=== Exercise objective ===
Extract each record and reproduce it exactly.

Saved data entries:
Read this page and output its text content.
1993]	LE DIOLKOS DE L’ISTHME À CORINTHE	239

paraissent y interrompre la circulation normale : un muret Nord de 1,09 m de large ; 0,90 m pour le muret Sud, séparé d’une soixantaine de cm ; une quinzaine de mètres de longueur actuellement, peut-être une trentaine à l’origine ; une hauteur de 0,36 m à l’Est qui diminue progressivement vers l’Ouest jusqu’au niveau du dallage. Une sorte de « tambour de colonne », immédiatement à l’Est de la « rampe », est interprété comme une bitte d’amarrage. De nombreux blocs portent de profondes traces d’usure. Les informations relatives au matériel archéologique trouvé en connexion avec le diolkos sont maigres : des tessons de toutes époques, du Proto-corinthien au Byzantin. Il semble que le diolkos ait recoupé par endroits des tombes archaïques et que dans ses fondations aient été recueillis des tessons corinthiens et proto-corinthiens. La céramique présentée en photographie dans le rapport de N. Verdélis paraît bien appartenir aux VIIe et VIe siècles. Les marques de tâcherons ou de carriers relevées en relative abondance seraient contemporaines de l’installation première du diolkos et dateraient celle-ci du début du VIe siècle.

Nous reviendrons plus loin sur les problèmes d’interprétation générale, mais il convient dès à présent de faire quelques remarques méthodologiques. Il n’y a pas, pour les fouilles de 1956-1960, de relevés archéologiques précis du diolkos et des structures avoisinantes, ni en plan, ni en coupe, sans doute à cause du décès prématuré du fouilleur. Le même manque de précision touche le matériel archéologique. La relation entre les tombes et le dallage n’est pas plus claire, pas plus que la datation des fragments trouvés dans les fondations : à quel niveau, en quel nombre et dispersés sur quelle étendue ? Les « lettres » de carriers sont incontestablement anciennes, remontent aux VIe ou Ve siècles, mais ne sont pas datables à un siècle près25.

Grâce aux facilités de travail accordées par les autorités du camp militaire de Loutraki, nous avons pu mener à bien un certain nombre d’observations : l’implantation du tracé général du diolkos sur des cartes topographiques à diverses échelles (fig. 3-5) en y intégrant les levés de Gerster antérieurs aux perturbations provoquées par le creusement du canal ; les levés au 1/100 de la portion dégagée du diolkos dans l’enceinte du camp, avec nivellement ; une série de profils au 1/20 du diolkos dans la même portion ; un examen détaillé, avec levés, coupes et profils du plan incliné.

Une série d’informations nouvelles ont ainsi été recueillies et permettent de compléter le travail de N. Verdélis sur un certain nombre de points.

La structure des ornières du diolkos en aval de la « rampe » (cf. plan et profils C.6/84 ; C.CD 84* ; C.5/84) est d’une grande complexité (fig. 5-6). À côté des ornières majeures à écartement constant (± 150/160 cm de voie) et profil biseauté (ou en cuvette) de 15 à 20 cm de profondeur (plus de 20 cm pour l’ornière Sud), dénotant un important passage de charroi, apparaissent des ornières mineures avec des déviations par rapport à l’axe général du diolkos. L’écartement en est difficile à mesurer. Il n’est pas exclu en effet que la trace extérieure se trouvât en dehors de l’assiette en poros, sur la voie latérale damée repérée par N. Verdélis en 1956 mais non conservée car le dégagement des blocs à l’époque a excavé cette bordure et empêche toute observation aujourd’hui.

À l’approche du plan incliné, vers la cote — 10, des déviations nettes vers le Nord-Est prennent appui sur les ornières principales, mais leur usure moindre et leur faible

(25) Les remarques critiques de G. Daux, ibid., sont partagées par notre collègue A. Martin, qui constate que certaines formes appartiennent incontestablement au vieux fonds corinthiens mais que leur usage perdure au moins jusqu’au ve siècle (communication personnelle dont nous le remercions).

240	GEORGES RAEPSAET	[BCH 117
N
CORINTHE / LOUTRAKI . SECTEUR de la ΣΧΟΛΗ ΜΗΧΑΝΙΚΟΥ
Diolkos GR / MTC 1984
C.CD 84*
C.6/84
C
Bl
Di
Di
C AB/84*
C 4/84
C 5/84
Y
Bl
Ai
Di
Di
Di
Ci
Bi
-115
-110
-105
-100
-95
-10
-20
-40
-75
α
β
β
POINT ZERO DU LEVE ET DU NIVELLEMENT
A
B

=== Task response ===
Read this page and output its text content.
1993]	LE DIOLKOS DE L’ISTHME À CORINTHE	239

paraissent y interrompre la circulation normale : un muret Nord de 1,09 m de large ; 0,90 m pour le muret Sud, séparé d’une soixantaine de cm ; une quinzaine de mètres de longueur actuellement, peut-être une trentaine à l’origine ; une hauteur de 0,36 m à l’Est qui diminue progressivement vers l’Ouest jusqu’au niveau du dallage. Une sorte de « tambour de colonne », immédiatement à l’Est de la « rampe », est interprété comme une bitte d’amarrage. De nombreux blocs portent de profondes traces d’usure. Les informations relatives au matériel archéologique trouvé en connexion avec le diolkos sont maigres : des tessons de toutes époques, du Proto-corinthien au Byzantin. Il semble que le diolkos ait recoupé par endroits des tombes archaïques et que dans ses fondations aient été recueillis des tessons corinthiens et proto-corinthiens. La céramique présentée en photographie dans le rapport de N. Verdélis paraît bien appartenir aux VIIe et VIe siècles. Les marques de tâcherons ou de carriers relevées en relative abondance seraient contemporaines de l’installation première du diolkos et dateraient celle-ci du début du VIe siècle.

Nous reviendrons plus loin sur les problèmes d’interprétation générale, mais il convient dès à présent de faire quelques remarques méthodologiques. Il n’y a pas, pour les fouilles de 1956-1960, de relevés archéologiques précis du diolkos et des structures avoisinantes, ni en plan, ni en coupe, sans doute à cause du décès prématuré du fouilleur. Le même manque de précision touche le matériel archéologique. La relation entre les tombes et le dallage n’est pas plus claire, pas plus que la datation des fragments trouvés dans les fondations : à quel niveau, en quel nombre et dispersés sur quelle étendue ? Les « lettres » de carriers sont incontestablement anciennes, remontent aux VIe ou Ve siècles, mais ne sont pas datables à un siècle près25.

Grâce aux facilités de travail accordées par les autorités du camp militaire de Loutraki, nous avons pu mener à bien un certain nombre d’observations : l’implantation du tracé général du diolkos sur des cartes topographiques à diverses échelles (fig. 3-5) en y intégrant les levés de Gerster antérieurs aux perturbations provoquées par le creusement du canal ; les levés au 1/100 de la portion dégagée du diolkos dans l’enceinte du camp, avec nivellement ; une série de profils au 1/20 du diolkos dans la même portion ; un examen détaillé, avec levés, coupes et profils du plan incliné.

Une série d’informations nouvelles ont ainsi été recueillies et permettent de compléter le travail de N. Verdélis sur un certain nombre de points.

La structure des ornières du diolkos en aval de la « rampe » (cf. plan et profils C.6/84 ; C.CD 84* ; C.5/84) est d’une grande complexité (fig. 5-6). À côté des ornières majeures à écartement constant (± 150/160 cm de voie) et profil biseauté (ou en cuvette) de 15 à 20 cm de profondeur (plus de 20 cm pour l’ornière Sud), dénotant un important passage de charroi, apparaissent des ornières mineures avec des déviations par rapport à l’axe général du diolkos. L’écartement en est difficile à mesurer. Il n’est pas exclu en effet que la trace extérieure se trouvât en dehors de l’assiette en poros, sur la voie latérale damée repérée par N. Verdélis en 1956 mais non conservée car le dégagement des blocs à l’époque a excavé cette bordure et empêche toute observation aujourd’hui.

À l’approche du plan incliné, vers la cote — 10, des déviations nettes vers le Nord-Est prennent appui sur les ornières principales, mais leur usure moindre et leur faible

(25) Les remarques critiques de G. Daux, ibid., sont partagées par notre collègue A. Martin, qui constate que certaines formes appartiennent incontestablement au vieux fonds corinthiens mais que leur usage perdure au moins jusqu’au ve siècle (communication personnelle dont nous le remercions).

240	GEORGES RAEPSAET	[BCH 117
N
CORINTHE / LOUTRAKI . SECTEUR de la ΣΧΟΛΗ ΜΗΧΑΝΙΚΟΥ
Diolkos GR / MTC 1984
C.CD 84*
C.6/84
C
Bl
Di
Di
C AB/84*
C 4/84
C 5/84
Y
Bl
Ai
Di
Di
Di
Ci
Bi
-115
-110
-105
-100
-95
-10
-20
-40
-75
α
β
β
POINT ZERO DU LEVE ET DU NIVELLEMENT
A
B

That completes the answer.